** ENTRIES **
########################################

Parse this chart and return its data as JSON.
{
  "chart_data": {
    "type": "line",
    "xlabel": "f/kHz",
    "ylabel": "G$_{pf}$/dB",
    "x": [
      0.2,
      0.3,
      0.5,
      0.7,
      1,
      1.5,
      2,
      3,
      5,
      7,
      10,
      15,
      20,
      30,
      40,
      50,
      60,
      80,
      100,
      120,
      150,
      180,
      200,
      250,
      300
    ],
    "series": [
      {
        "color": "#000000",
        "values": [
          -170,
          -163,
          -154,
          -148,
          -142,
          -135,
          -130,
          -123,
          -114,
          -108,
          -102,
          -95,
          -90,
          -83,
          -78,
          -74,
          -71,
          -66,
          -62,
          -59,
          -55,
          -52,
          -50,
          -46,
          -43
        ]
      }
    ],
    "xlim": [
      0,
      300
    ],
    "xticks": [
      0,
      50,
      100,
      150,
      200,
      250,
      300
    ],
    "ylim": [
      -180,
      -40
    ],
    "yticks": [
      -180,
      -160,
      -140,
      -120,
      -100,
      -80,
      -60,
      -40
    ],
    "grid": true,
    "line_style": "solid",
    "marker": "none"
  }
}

########################################

** TASK REQUIREMENTS **
Extract the whole listing, character for character.

** OUTPUT BELOW **
Parse this chart and return its data as JSON.
{
  "chart_data": {
    "type": "line",
    "xlabel": "f/kHz",
    "ylabel": "G$_{pf}$/dB",
    "x": [
      0.2,
      0.3,
      0.5,
      0.7,
      1,
      1.5,
      2,
      3,
      5,
      7,
      10,
      15,
      20,
      30,
      40,
      50,
      60,
      80,
      100,
      120,
      150,
      180,
      200,
      250,
      300
    ],
    "series": [
      {
        "color": "#000000",
        "values": [
          -170,
          -163,
          -154,
          -148,
          -142,
          -135,
          -130,
          -123,
          -114,
          -108,
          -102,
          -95,
          -90,
          -83,
          -78,
          -74,
          -71,
          -66,
          -62,
          -59,
          -55,
          -52,
          -50,
          -46,
          -43
        ]
      }
    ],
    "xlim": [
      0,
      300
    ],
    "xticks": [
      0,
      50,
      100,
      150,
      200,
      250,
      300
    ],
    "ylim": [
      -180,
      -40
    ],
    "yticks": [
      -180,
      -160,
      -140,
      -120,
      -100,
      -80,
      -60,
      -40
    ],
    "grid": true,
    "line_style": "solid",
    "marker": "none"
  }
}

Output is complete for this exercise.